Required work – Copy out every line of the material below, keeping each character, number and bracket the same.

— START OF Data rows —

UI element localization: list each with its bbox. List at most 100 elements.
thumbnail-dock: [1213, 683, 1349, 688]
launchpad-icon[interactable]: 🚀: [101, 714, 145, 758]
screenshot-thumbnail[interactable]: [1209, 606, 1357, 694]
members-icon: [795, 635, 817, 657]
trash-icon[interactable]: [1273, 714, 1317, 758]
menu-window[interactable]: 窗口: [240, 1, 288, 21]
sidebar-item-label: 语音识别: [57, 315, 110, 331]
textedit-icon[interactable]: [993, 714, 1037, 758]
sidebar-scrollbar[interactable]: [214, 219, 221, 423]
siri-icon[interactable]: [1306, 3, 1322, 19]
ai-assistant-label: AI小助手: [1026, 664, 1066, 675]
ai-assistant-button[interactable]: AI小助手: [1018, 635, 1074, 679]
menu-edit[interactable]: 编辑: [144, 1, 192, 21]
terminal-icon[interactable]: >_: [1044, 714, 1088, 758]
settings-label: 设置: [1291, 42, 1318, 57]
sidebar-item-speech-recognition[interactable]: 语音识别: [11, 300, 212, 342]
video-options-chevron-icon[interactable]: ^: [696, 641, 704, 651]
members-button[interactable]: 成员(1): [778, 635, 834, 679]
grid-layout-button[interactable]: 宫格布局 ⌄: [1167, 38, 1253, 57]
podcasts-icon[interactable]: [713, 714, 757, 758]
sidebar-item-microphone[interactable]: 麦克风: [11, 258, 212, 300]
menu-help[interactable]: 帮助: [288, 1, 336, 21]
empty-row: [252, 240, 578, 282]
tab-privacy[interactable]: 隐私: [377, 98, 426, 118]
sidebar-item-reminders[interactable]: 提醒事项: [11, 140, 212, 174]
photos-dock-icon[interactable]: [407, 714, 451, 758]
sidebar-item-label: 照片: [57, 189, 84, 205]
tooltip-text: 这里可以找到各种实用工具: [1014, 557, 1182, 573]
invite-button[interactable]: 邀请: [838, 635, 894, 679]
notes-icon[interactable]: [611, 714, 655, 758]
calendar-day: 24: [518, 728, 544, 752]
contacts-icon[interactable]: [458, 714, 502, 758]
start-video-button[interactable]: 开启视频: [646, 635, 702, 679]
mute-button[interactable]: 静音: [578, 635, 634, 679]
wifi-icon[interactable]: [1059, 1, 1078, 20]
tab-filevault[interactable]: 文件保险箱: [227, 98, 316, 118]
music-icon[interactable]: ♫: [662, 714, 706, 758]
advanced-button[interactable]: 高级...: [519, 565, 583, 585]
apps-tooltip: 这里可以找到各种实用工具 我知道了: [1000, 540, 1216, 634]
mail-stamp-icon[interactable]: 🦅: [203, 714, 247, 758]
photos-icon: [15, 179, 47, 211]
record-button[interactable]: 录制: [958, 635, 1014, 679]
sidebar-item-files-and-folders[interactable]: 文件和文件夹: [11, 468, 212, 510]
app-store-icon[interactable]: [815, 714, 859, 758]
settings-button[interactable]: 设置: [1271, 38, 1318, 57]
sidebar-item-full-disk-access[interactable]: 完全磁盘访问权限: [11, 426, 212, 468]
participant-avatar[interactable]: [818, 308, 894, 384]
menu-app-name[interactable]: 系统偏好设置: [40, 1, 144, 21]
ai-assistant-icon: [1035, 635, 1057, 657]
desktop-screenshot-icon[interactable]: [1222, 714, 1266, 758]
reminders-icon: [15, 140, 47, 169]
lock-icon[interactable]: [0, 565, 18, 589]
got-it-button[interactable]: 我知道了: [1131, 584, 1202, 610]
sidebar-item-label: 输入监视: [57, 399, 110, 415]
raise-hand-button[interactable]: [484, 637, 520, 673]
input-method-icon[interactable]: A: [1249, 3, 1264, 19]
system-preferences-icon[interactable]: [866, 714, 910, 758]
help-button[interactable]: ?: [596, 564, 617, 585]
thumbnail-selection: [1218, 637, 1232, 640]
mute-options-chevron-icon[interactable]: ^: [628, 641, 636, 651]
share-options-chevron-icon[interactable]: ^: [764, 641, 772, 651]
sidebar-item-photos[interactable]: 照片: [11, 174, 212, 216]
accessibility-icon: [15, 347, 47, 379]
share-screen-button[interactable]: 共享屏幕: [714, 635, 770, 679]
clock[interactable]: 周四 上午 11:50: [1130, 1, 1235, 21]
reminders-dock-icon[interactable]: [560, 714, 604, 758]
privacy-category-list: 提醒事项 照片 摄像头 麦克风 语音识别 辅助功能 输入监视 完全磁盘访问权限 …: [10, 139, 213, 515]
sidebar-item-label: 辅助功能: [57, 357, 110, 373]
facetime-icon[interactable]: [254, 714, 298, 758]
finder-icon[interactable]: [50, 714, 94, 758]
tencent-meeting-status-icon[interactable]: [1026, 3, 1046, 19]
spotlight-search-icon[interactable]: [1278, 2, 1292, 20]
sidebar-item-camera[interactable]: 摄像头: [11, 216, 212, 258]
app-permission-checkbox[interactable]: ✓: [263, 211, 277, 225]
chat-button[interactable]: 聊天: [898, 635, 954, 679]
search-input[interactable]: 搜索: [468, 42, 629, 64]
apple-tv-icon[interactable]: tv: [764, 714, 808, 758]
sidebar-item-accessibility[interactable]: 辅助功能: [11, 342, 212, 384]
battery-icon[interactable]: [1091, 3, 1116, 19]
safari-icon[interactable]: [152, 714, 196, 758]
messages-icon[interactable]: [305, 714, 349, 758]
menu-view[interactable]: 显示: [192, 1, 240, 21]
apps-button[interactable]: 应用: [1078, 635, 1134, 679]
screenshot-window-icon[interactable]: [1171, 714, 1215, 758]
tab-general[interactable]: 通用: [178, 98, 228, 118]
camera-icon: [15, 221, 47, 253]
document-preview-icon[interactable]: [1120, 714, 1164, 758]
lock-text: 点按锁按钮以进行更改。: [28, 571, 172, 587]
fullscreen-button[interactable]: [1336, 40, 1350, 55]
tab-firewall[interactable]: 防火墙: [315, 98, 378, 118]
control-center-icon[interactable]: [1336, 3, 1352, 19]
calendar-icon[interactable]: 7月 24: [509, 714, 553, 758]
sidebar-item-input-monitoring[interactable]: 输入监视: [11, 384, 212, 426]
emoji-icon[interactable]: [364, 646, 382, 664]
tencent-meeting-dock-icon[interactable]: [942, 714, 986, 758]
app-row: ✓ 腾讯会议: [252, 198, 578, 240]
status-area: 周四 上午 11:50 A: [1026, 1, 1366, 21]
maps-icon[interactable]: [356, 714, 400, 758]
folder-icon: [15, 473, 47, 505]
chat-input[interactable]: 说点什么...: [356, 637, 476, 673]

— END OF Data rows —

Solution below –
UI element localization: list each with its bbox. List at most 100 elements.
thumbnail-dock: [1213, 683, 1349, 688]
launchpad-icon[interactable]: 🚀: [101, 714, 145, 758]
screenshot-thumbnail[interactable]: [1209, 606, 1357, 694]
members-icon: [795, 635, 817, 657]
trash-icon[interactable]: [1273, 714, 1317, 758]
menu-window[interactable]: 窗口: [240, 1, 288, 21]
sidebar-item-label: 语音识别: [57, 315, 110, 331]
textedit-icon[interactable]: [993, 714, 1037, 758]
sidebar-scrollbar[interactable]: [214, 219, 221, 423]
siri-icon[interactable]: [1306, 3, 1322, 19]
ai-assistant-label: AI小助手: [1026, 664, 1066, 675]
ai-assistant-button[interactable]: AI小助手: [1018, 635, 1074, 679]
menu-edit[interactable]: 编辑: [144, 1, 192, 21]
terminal-icon[interactable]: >_: [1044, 714, 1088, 758]
settings-label: 设置: [1291, 42, 1318, 57]
sidebar-item-speech-recognition[interactable]: 语音识别: [11, 300, 212, 342]
video-options-chevron-icon[interactable]: ^: [696, 641, 704, 651]
members-button[interactable]: 成员(1): [778, 635, 834, 679]
grid-layout-button[interactable]: 宫格布局 ⌄: [1167, 38, 1253, 57]
podcasts-icon[interactable]: [713, 714, 757, 758]
sidebar-item-microphone[interactable]: 麦克风: [11, 258, 212, 300]
menu-help[interactable]: 帮助: [288, 1, 336, 21]
empty-row: [252, 240, 578, 282]
tab-privacy[interactable]: 隐私: [377, 98, 426, 118]
sidebar-item-reminders[interactable]: 提醒事项: [11, 140, 212, 174]
photos-dock-icon[interactable]: [407, 714, 451, 758]
sidebar-item-label: 照片: [57, 189, 84, 205]
tooltip-text: 这里可以找到各种实用工具: [1014, 557, 1182, 573]
invite-button[interactable]: 邀请: [838, 635, 894, 679]
notes-icon[interactable]: [611, 714, 655, 758]
calendar-day: 24: [518, 728, 544, 752]
contacts-icon[interactable]: [458, 714, 502, 758]
start-video-button[interactable]: 开启视频: [646, 635, 702, 679]
mute-button[interactable]: 静音: [578, 635, 634, 679]
wifi-icon[interactable]: [1059, 1, 1078, 20]
tab-filevault[interactable]: 文件保险箱: [227, 98, 316, 118]
music-icon[interactable]: ♫: [662, 714, 706, 758]
advanced-button[interactable]: 高级...: [519, 565, 583, 585]
apps-tooltip: 这里可以找到各种实用工具 我知道了: [1000, 540, 1216, 634]
mail-stamp-icon[interactable]: 🦅: [203, 714, 247, 758]
photos-icon: [15, 179, 47, 211]
record-button[interactable]: 录制: [958, 635, 1014, 679]
sidebar-item-files-and-folders[interactable]: 文件和文件夹: [11, 468, 212, 510]
app-store-icon[interactable]: [815, 714, 859, 758]
settings-button[interactable]: 设置: [1271, 38, 1318, 57]
sidebar-item-full-disk-access[interactable]: 完全磁盘访问权限: [11, 426, 212, 468]
participant-avatar[interactable]: [818, 308, 894, 384]
menu-app-name[interactable]: 系统偏好设置: [40, 1, 144, 21]
ai-assistant-icon: [1035, 635, 1057, 657]
desktop-screenshot-icon[interactable]: [1222, 714, 1266, 758]
reminders-icon: [15, 140, 47, 169]
lock-icon[interactable]: [0, 565, 18, 589]
got-it-button[interactable]: 我知道了: [1131, 584, 1202, 610]
sidebar-item-label: 输入监视: [57, 399, 110, 415]
raise-hand-button[interactable]: [484, 637, 520, 673]
input-method-icon[interactable]: A: [1249, 3, 1264, 19]
system-preferences-icon[interactable]: [866, 714, 910, 758]
help-button[interactable]: ?: [596, 564, 617, 585]
thumbnail-selection: [1218, 637, 1232, 640]
mute-options-chevron-icon[interactable]: ^: [628, 641, 636, 651]
share-options-chevron-icon[interactable]: ^: [764, 641, 772, 651]
sidebar-item-photos[interactable]: 照片: [11, 174, 212, 216]
accessibility-icon: [15, 347, 47, 379]
share-screen-button[interactable]: 共享屏幕: [714, 635, 770, 679]
clock[interactable]: 周四 上午 11:50: [1130, 1, 1235, 21]
reminders-dock-icon[interactable]: [560, 714, 604, 758]
privacy-category-list: 提醒事项 照片 摄像头 麦克风 语音识别 辅助功能 输入监视 完全磁盘访问权限 …: [10, 139, 213, 515]
sidebar-item-label: 辅助功能: [57, 357, 110, 373]
facetime-icon[interactable]: [254, 714, 298, 758]
finder-icon[interactable]: [50, 714, 94, 758]
tencent-meeting-status-icon[interactable]: [1026, 3, 1046, 19]
spotlight-search-icon[interactable]: [1278, 2, 1292, 20]
sidebar-item-camera[interactable]: 摄像头: [11, 216, 212, 258]
app-permission-checkbox[interactable]: ✓: [263, 211, 277, 225]
chat-button[interactable]: 聊天: [898, 635, 954, 679]
search-input[interactable]: 搜索: [468, 42, 629, 64]
apple-tv-icon[interactable]: tv: [764, 714, 808, 758]
sidebar-item-accessibility[interactable]: 辅助功能: [11, 342, 212, 384]
battery-icon[interactable]: [1091, 3, 1116, 19]
safari-icon[interactable]: [152, 714, 196, 758]
messages-icon[interactable]: [305, 714, 349, 758]
menu-view[interactable]: 显示: [192, 1, 240, 21]
apps-button[interactable]: 应用: [1078, 635, 1134, 679]
screenshot-window-icon[interactable]: [1171, 714, 1215, 758]
tab-general[interactable]: 通用: [178, 98, 228, 118]
camera-icon: [15, 221, 47, 253]
document-preview-icon[interactable]: [1120, 714, 1164, 758]
lock-text: 点按锁按钮以进行更改。: [28, 571, 172, 587]
fullscreen-button[interactable]: [1336, 40, 1350, 55]
tab-firewall[interactable]: 防火墙: [315, 98, 378, 118]
control-center-icon[interactable]: [1336, 3, 1352, 19]
calendar-icon[interactable]: 7月 24: [509, 714, 553, 758]
sidebar-item-input-monitoring[interactable]: 输入监视: [11, 384, 212, 426]
emoji-icon[interactable]: [364, 646, 382, 664]
tencent-meeting-dock-icon[interactable]: [942, 714, 986, 758]
app-row: ✓ 腾讯会议: [252, 198, 578, 240]
status-area: 周四 上午 11:50 A: [1026, 1, 1366, 21]
maps-icon[interactable]: [356, 714, 400, 758]
folder-icon: [15, 473, 47, 505]
chat-input[interactable]: 说点什么...: [356, 637, 476, 673]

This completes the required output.